=== Task instructions ===
Show every line where "this" occurs.

=== Working data ===
## Begin

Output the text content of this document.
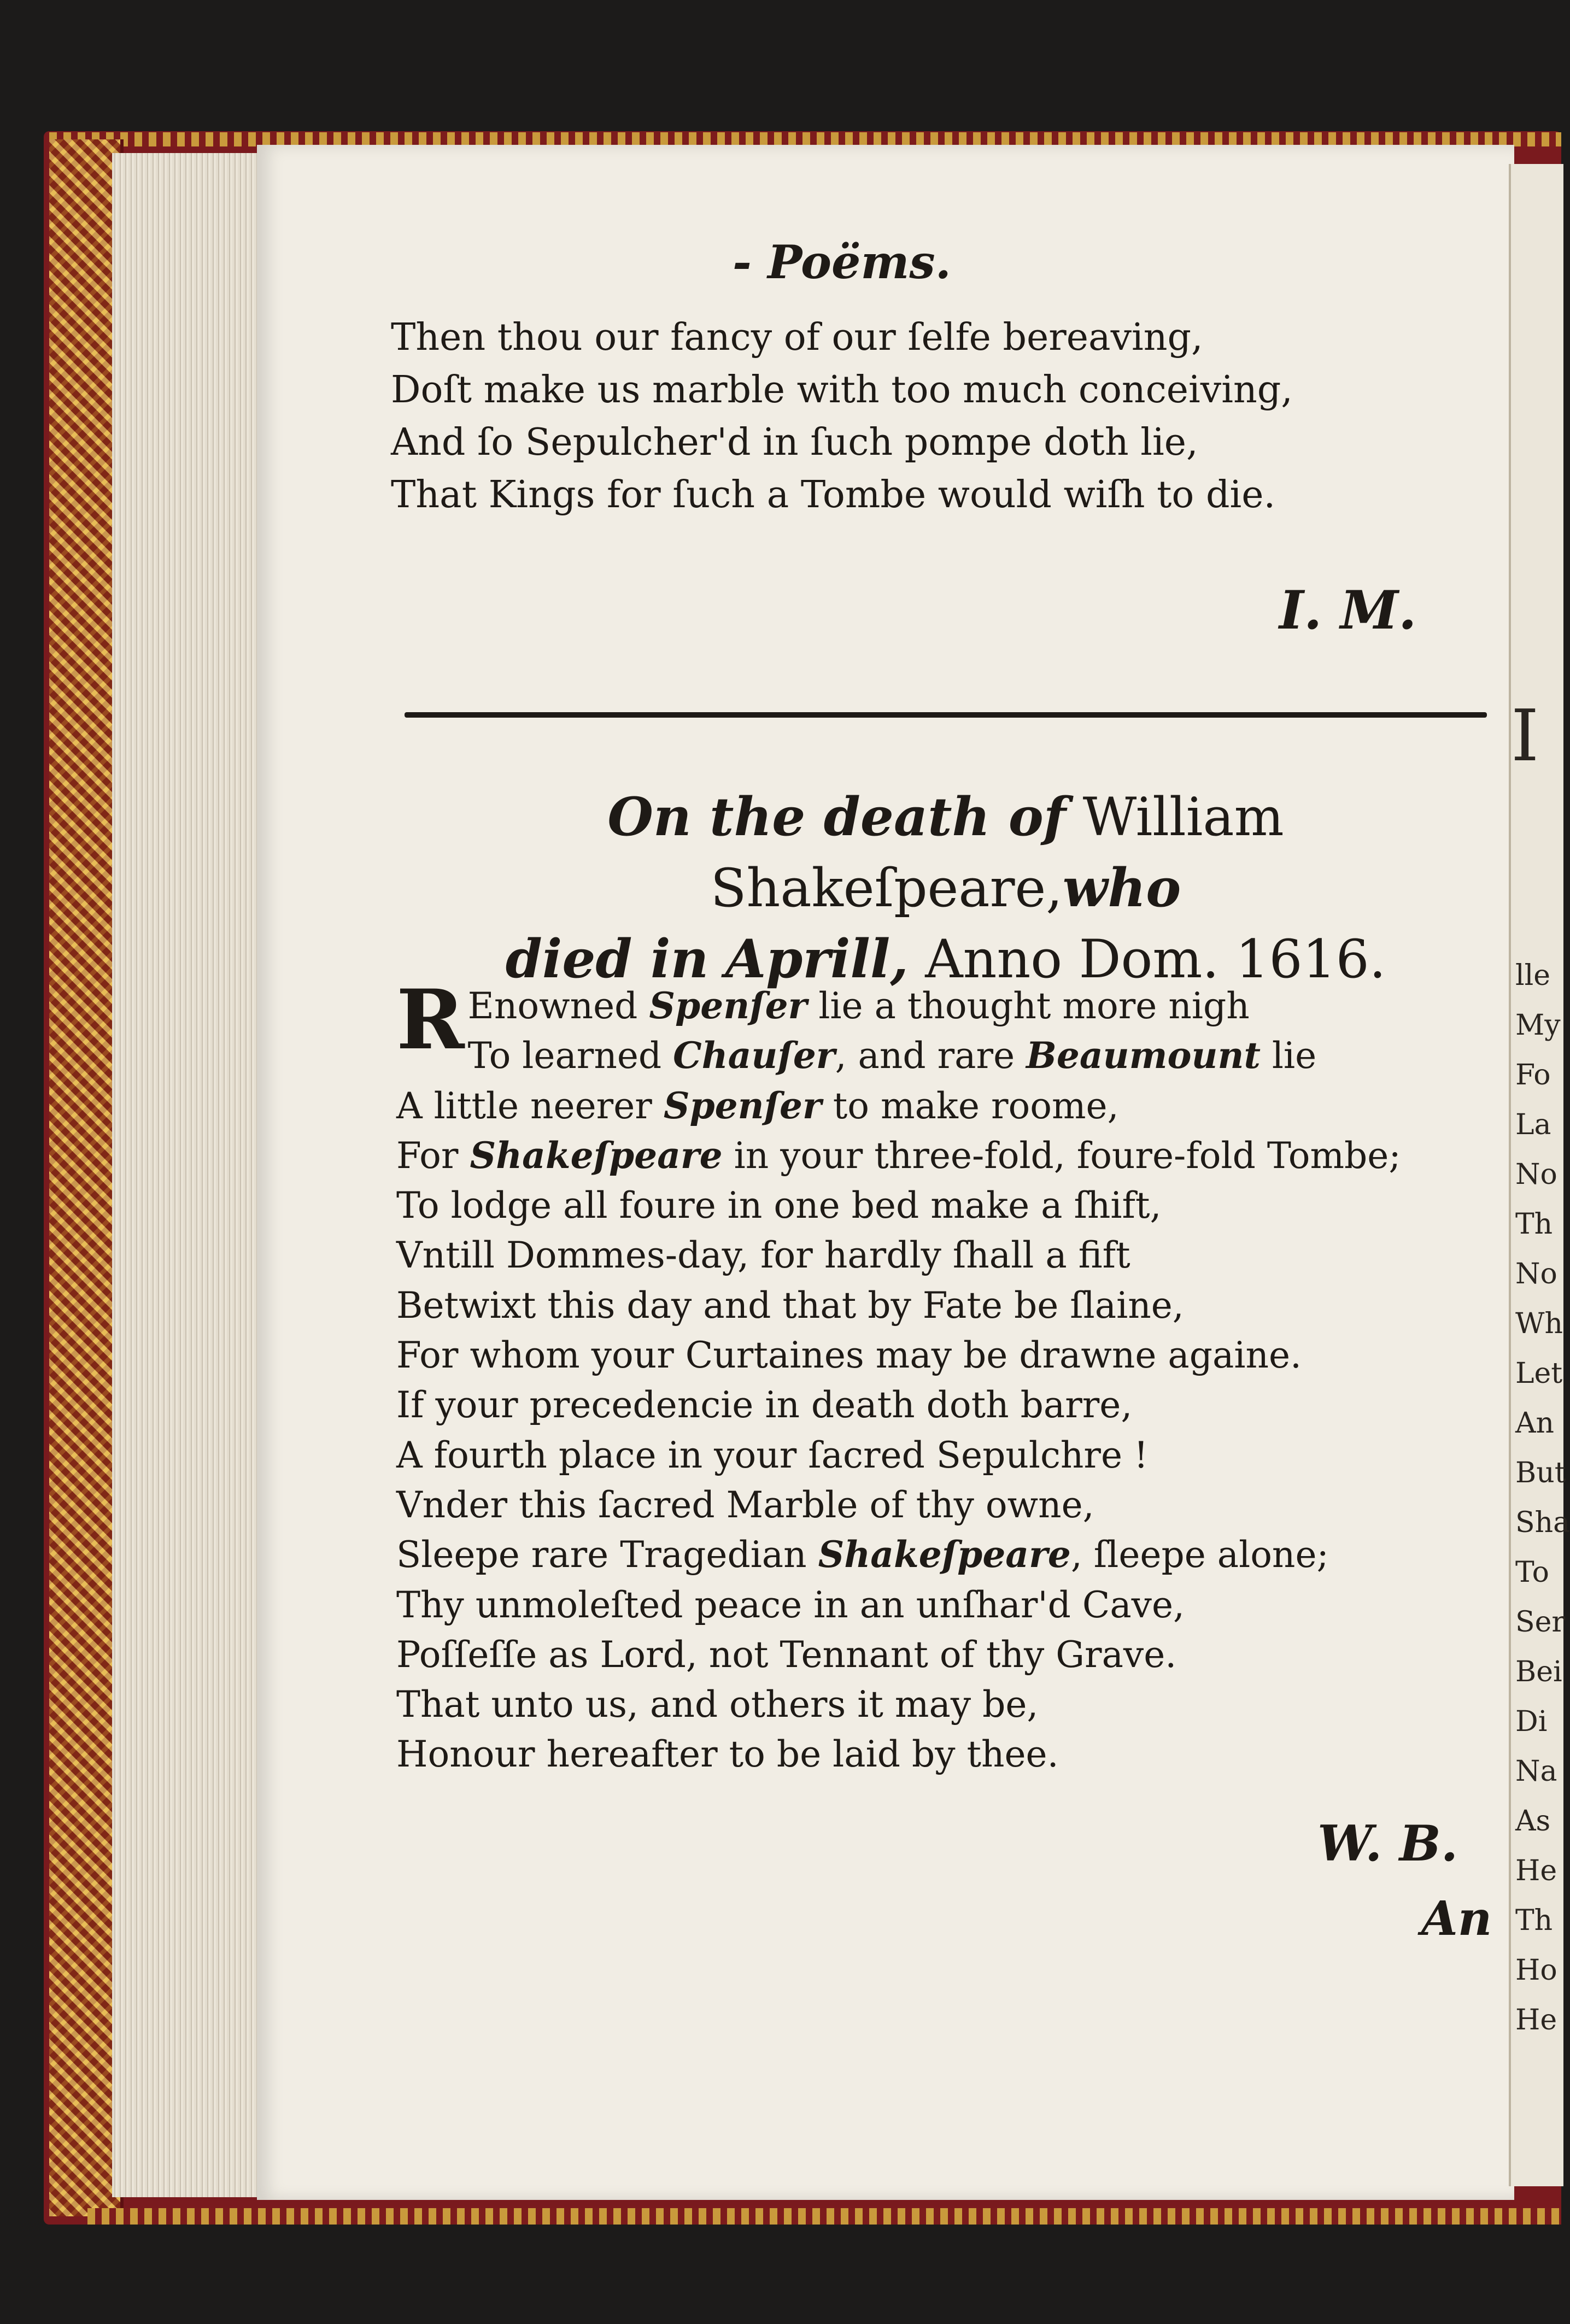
I
lle
My
Fo
La
No
Th
No
Wh
Let
An
But
Sha
To
Ser
Bei
Di
Na
As
He
Th
Ho
He
- Poëms.
Then thou our fancy of our ſelfe bereaving,
Doſt make us marble with too much conceiving,
And ſo Sepulcher'd in ſuch pompe doth lie,
That Kings for ſuch a Tombe would wiſh to die.
I. M.
On the death of William Shakeſpeare,who
died in Aprill, Anno Dom. 1616.
R Enowned Spenſer lie a thought more nigh
To learned Chauſer, and rare Beaumount lie
A little neerer Spenſer to make roome,
For Shakeſpeare in your three-fold, foure-fold Tombe;
To lodge all foure in one bed make a ſhift,
Vntill Dommes-day, for hardly ſhall a fift
Betwixt this day and that by Fate be ſlaine,
For whom your Curtaines may be drawne againe.
If your precedencie in death doth barre,
A fourth place in your ſacred Sepulchre !
Vnder this ſacred Marble of thy owne,
Sleepe rare Tragedian Shakeſpeare, ſleepe alone;
Thy unmoleſted peace in an unſhar'd Cave,
Poſſeſſe as Lord, not Tennant of thy Grave.
That unto us, and others it may be,
Honour hereafter to be laid by thee.
W. B.
An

## End

=== Task output ===
Output the text content of this document.
Betwixt this day and that by Fate be ſlaine,
Vnder this ſacred Marble of thy owne,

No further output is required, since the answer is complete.